Transcribe every line of the data below without changing anything, and leave out the pictures.

- - -

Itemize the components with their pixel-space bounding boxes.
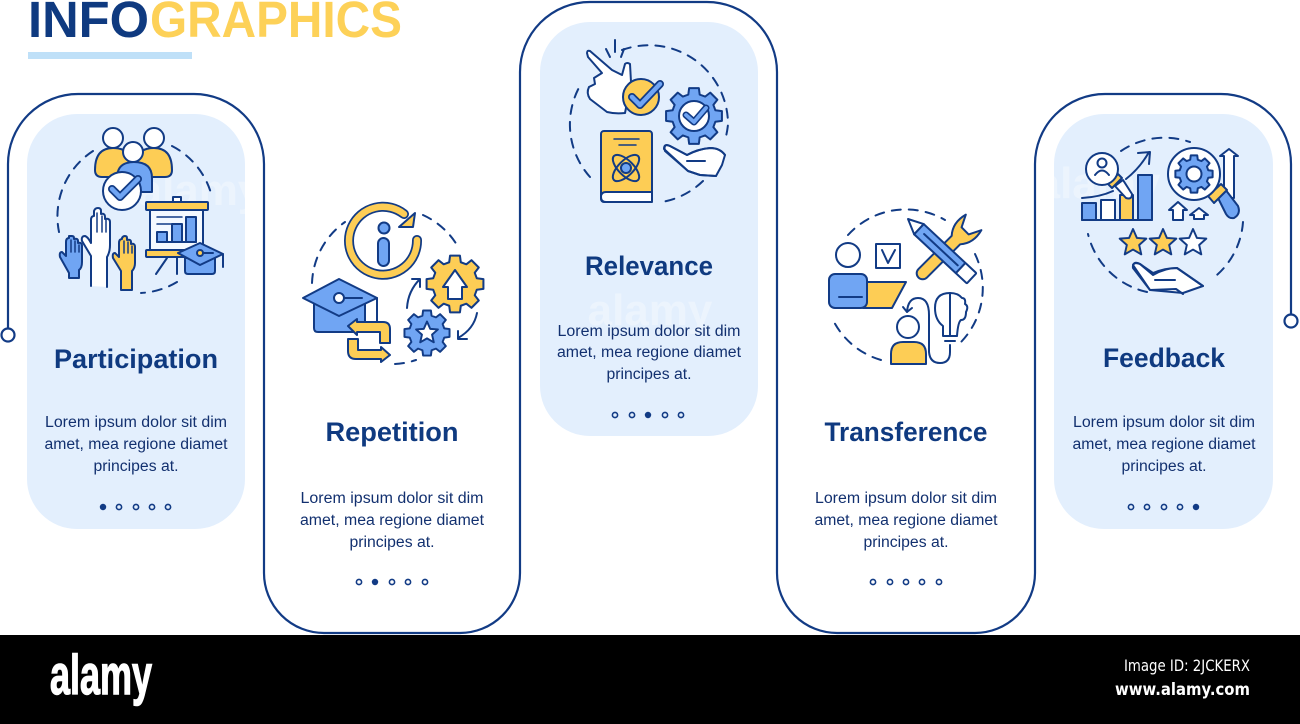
text block: transference: Lorem ipsum dolor sit dim [815,490,997,507]
text block: feedback: amet, mea regione diamet [1072,436,1256,453]
panel: relevance: alamy [588,286,713,335]
text block: participation: amet, mea regione diamet [44,436,228,453]
icon: participation [57,128,223,293]
text block: repetition [300,490,485,551]
icon: repetition [303,207,483,364]
panel: participation: alamy [138,166,263,215]
text block: repetition: principes at. [350,534,434,551]
title [28,0,402,48]
text block: feedback [1072,414,1256,475]
panel: participation [27,114,263,529]
pagination dots [870,579,942,585]
text block: participation: Lorem ipsum dolor sit dim [45,414,227,431]
icon: feedback [1082,138,1243,294]
pagination dots [612,412,684,418]
image id: Image ID: 2JCKERX [1124,656,1250,675]
pagination dots [1128,504,1199,510]
text block: feedback: Lorem ipsum dolor sit dim [1073,414,1255,431]
text block: relevance: Lorem ipsum dolor sit dim [558,323,740,340]
title underline bar [28,52,192,59]
heading: participation: Participation [54,344,218,374]
panel: transference [814,209,998,585]
heading: transference: Transference [824,417,988,447]
text block: participation: principes at. [94,458,178,475]
footer logo: alamy [50,643,152,706]
text block: relevance: principes at. [606,366,692,383]
panel: repetition [300,207,485,585]
website: www.alamy.com [1115,680,1250,700]
footer band [0,635,1300,724]
text block: relevance [557,323,742,383]
icon: relevance [570,40,728,202]
text block: feedback: principes at. [1122,458,1206,475]
heading: repetition: Repetition [326,417,458,447]
heading: feedback: Feedback [1103,343,1226,373]
pagination dots [100,504,171,510]
icon: transference [829,209,983,364]
heading: relevance: Relevance [585,251,713,281]
text block: repetition: Lorem ipsum dolor sit dim [300,490,484,507]
text block: repetition: amet, mea regione diamet [300,512,485,529]
pagination dots [356,579,428,585]
text block: transference: principes at. [864,534,948,551]
panel: relevance [540,22,758,436]
panel: feedback [1036,114,1273,529]
text block: transference: amet, mea regione diamet [814,512,998,529]
text block: participation [44,414,228,475]
text block: relevance: amet, mea regione diamet [557,344,742,361]
panel: feedback: alamy [1036,159,1161,208]
text block: transference [814,490,998,551]
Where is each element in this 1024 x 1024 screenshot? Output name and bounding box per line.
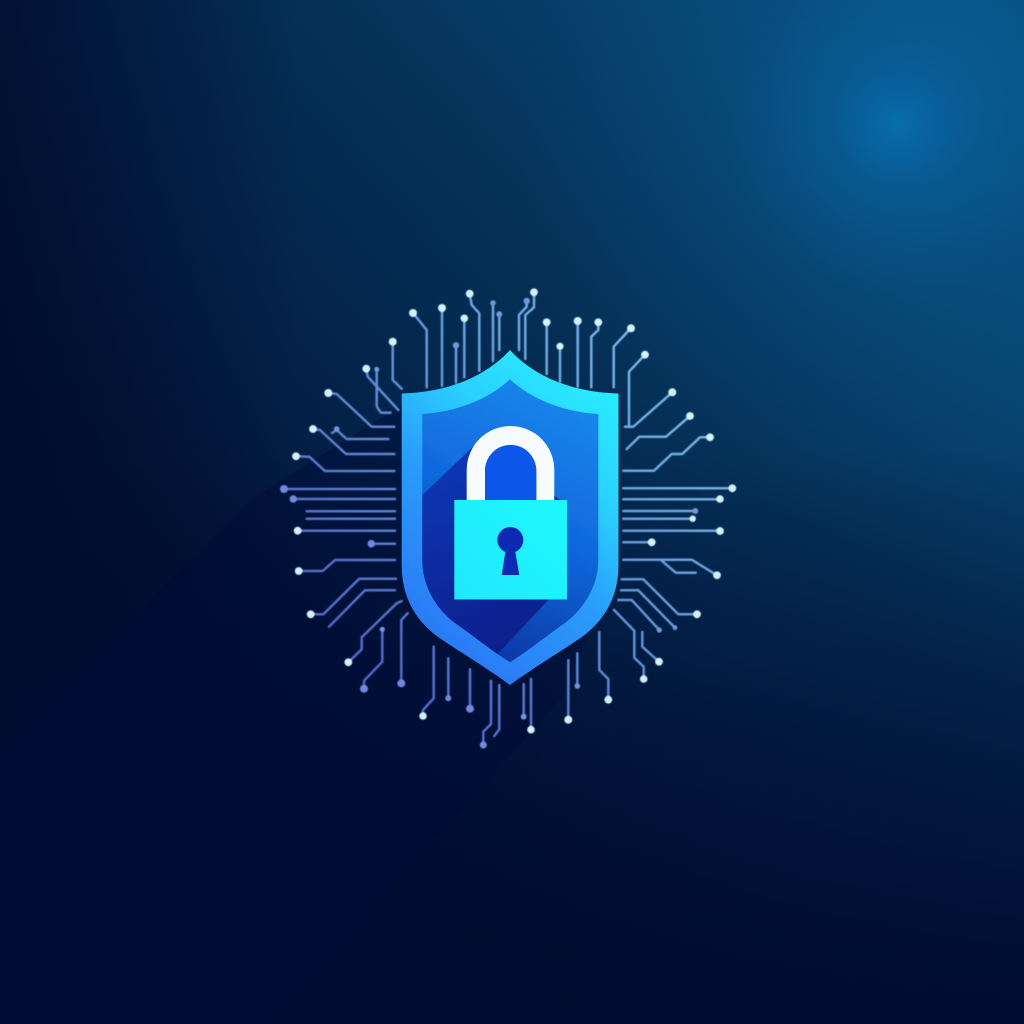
- shield inner panel: [422, 379, 598, 662]
- shield inner diagonal shadow: [422, 446, 560, 654]
- traces: top: [389, 288, 635, 389]
- long diagonal shadow behind emblem: [0, 400, 620, 1024]
- padlock shackle opening: [485, 445, 536, 500]
- padlock body: [454, 500, 567, 600]
- traces: lower left: [307, 579, 408, 693]
- padlock shackle: [467, 426, 554, 505]
- traces: bottom: [419, 632, 612, 749]
- traces: upper right: [623, 351, 714, 471]
- traces: lower right: [614, 579, 701, 683]
- traces: left: [280, 485, 395, 575]
- traces: upper left: [292, 365, 398, 471]
- traces: right: [623, 484, 736, 579]
- padlock keyhole: [497, 527, 523, 575]
- shield outer rim: [402, 350, 618, 685]
- circuit traces radiating around the shield: [280, 288, 736, 749]
- shield with padlock: [402, 350, 618, 685]
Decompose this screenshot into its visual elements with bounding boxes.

- - -

#### [ANSWER TO THIS TASK]
Itemize the components with their pixel-space bounding boxes.
text block: transference: Lorem ipsum dolor sit dim [815,490,997,507]
text block: feedback: amet, mea regione diamet [1072,436,1256,453]
panel: relevance: alamy [588,286,713,335]
text block: participation: amet, mea regione diamet [44,436,228,453]
icon: participation [57,128,223,293]
text block: repetition [300,490,485,551]
icon: repetition [303,207,483,364]
panel: participation: alamy [138,166,263,215]
text block: repetition: principes at. [350,534,434,551]
title [28,0,402,48]
text block: feedback [1072,414,1256,475]
panel: participation [27,114,263,529]
pagination dots [870,579,942,585]
text block: participation: Lorem ipsum dolor sit dim [45,414,227,431]
icon: feedback [1082,138,1243,294]
pagination dots [612,412,684,418]
image id: Image ID: 2JCKERX [1124,656,1250,675]
pagination dots [1128,504,1199,510]
text block: feedback: Lorem ipsum dolor sit dim [1073,414,1255,431]
text block: relevance: Lorem ipsum dolor sit dim [558,323,740,340]
title underline bar [28,52,192,59]
heading: participation: Participation [54,344,218,374]
panel: transference [814,209,998,585]
heading: transference: Transference [824,417,988,447]
text block: participation: principes at. [94,458,178,475]
footer logo: alamy [50,643,152,706]
text block: relevance: principes at. [606,366,692,383]
panel: repetition [300,207,485,585]
website: www.alamy.com [1115,680,1250,700]
footer band [0,635,1300,724]
text block: relevance [557,323,742,383]
icon: relevance [570,40,728,202]
text block: feedback: principes at. [1122,458,1206,475]
heading: repetition: Repetition [326,417,458,447]
heading: feedback: Feedback [1103,343,1226,373]
pagination dots [100,504,171,510]
icon: transference [829,209,983,364]
heading: relevance: Relevance [585,251,713,281]
text block: repetition: Lorem ipsum dolor sit dim [300,490,484,507]
text block: repetition: amet, mea regione diamet [300,512,485,529]
pagination dots [356,579,428,585]
text block: transference: principes at. [864,534,948,551]
panel: relevance [540,22,758,436]
panel: feedback [1036,114,1273,529]
text block: transference: amet, mea regione diamet [814,512,998,529]
text block: participation [44,414,228,475]
text block: relevance: amet, mea regione diamet [557,344,742,361]
panel: feedback: alamy [1036,159,1161,208]
text block: transference [814,490,998,551]
Where is each element in this 1024 x 1024 screenshot? Output name and bounding box per line.
- shield inner panel: [422, 379, 598, 662]
- shield inner diagonal shadow: [422, 446, 560, 654]
- traces: top: [389, 288, 635, 389]
- long diagonal shadow behind emblem: [0, 400, 620, 1024]
- padlock shackle opening: [485, 445, 536, 500]
- padlock body: [454, 500, 567, 600]
- traces: lower left: [307, 579, 408, 693]
- padlock shackle: [467, 426, 554, 505]
- traces: bottom: [419, 632, 612, 749]
- traces: upper right: [623, 351, 714, 471]
- traces: lower right: [614, 579, 701, 683]
- traces: left: [280, 485, 395, 575]
- traces: upper left: [292, 365, 398, 471]
- traces: right: [623, 484, 736, 579]
- padlock keyhole: [497, 527, 523, 575]
- shield outer rim: [402, 350, 618, 685]
- circuit traces radiating around the shield: [280, 288, 736, 749]
- shield with padlock: [402, 350, 618, 685]
Decompose this screenshot into its visual elements with bounding boxes.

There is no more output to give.